## WHAT THE TASK REQUIRES
Write every record out again exactly, and keep images out of it.

Stored entries:
-------
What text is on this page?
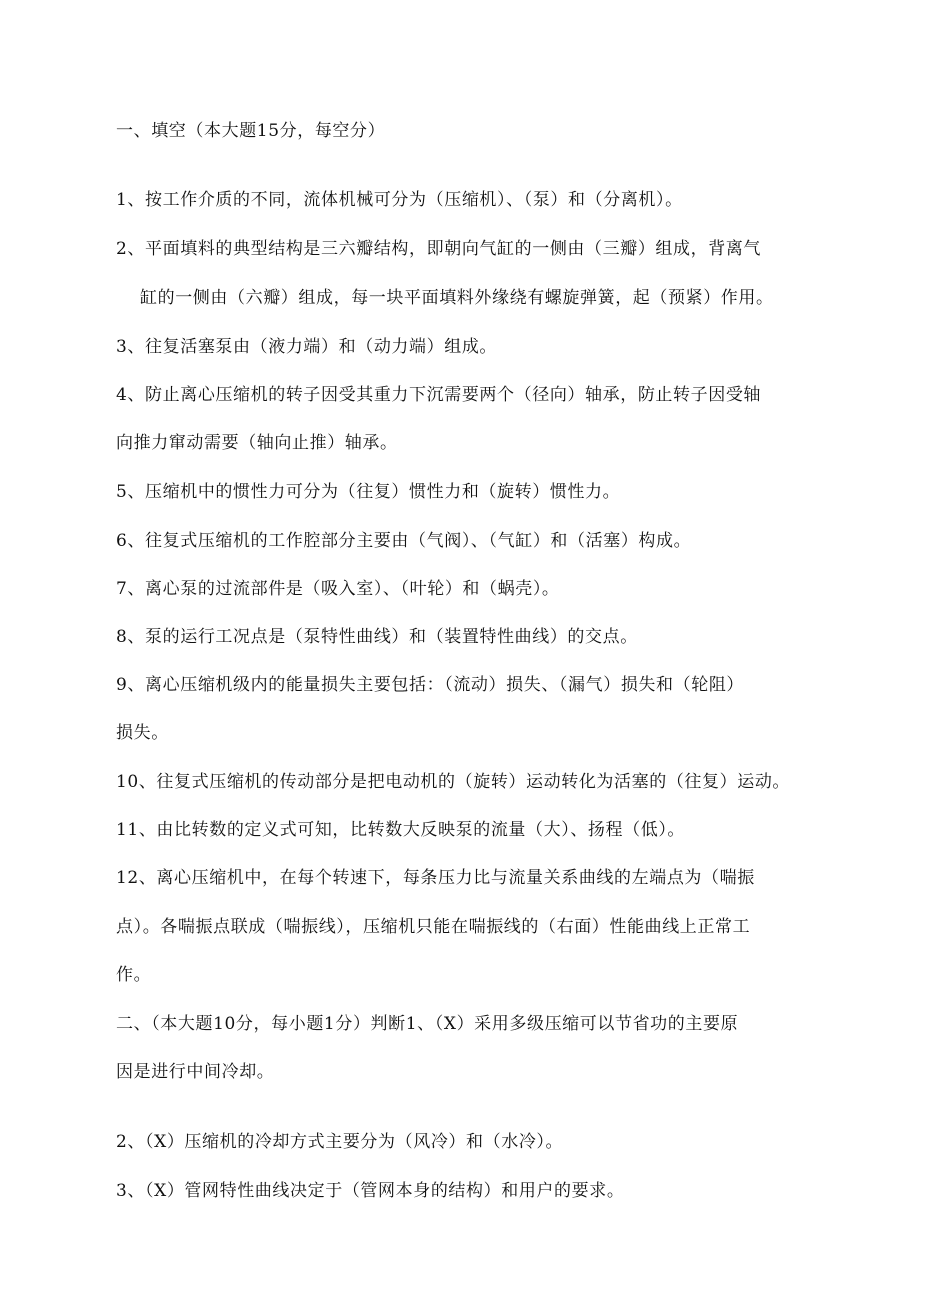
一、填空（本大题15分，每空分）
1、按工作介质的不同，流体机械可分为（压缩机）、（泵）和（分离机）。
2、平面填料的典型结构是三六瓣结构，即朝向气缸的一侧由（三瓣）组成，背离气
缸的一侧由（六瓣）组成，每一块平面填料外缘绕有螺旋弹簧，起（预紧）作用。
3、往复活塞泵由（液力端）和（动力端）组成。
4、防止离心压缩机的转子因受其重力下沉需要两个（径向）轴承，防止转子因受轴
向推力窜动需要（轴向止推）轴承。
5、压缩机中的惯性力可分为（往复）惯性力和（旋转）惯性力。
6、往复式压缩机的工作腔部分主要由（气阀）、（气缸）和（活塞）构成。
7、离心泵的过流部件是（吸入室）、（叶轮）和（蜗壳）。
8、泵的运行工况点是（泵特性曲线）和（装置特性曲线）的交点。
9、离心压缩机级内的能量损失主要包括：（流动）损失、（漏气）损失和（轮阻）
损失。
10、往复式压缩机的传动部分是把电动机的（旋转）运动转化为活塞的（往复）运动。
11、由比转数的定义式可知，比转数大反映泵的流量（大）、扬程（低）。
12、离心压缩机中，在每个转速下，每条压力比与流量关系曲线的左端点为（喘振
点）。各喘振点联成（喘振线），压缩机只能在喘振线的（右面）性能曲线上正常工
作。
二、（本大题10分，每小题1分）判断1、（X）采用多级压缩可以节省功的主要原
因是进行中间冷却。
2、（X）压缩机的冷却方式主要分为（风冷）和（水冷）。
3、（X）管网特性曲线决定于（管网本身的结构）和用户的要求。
-------
## FINAL RESULT
What text is on this page?
一、填空（本大题15分，每空分）
1、按工作介质的不同，流体机械可分为（压缩机）、（泵）和（分离机）。
2、平面填料的典型结构是三六瓣结构，即朝向气缸的一侧由（三瓣）组成，背离气
缸的一侧由（六瓣）组成，每一块平面填料外缘绕有螺旋弹簧，起（预紧）作用。
3、往复活塞泵由（液力端）和（动力端）组成。
4、防止离心压缩机的转子因受其重力下沉需要两个（径向）轴承，防止转子因受轴
向推力窜动需要（轴向止推）轴承。
5、压缩机中的惯性力可分为（往复）惯性力和（旋转）惯性力。
6、往复式压缩机的工作腔部分主要由（气阀）、（气缸）和（活塞）构成。
7、离心泵的过流部件是（吸入室）、（叶轮）和（蜗壳）。
8、泵的运行工况点是（泵特性曲线）和（装置特性曲线）的交点。
9、离心压缩机级内的能量损失主要包括：（流动）损失、（漏气）损失和（轮阻）
损失。
10、往复式压缩机的传动部分是把电动机的（旋转）运动转化为活塞的（往复）运动。
11、由比转数的定义式可知，比转数大反映泵的流量（大）、扬程（低）。
12、离心压缩机中，在每个转速下，每条压力比与流量关系曲线的左端点为（喘振
点）。各喘振点联成（喘振线），压缩机只能在喘振线的（右面）性能曲线上正常工
作。
二、（本大题10分，每小题1分）判断1、（X）采用多级压缩可以节省功的主要原
因是进行中间冷却。
2、（X）压缩机的冷却方式主要分为（风冷）和（水冷）。
3、（X）管网特性曲线决定于（管网本身的结构）和用户的要求。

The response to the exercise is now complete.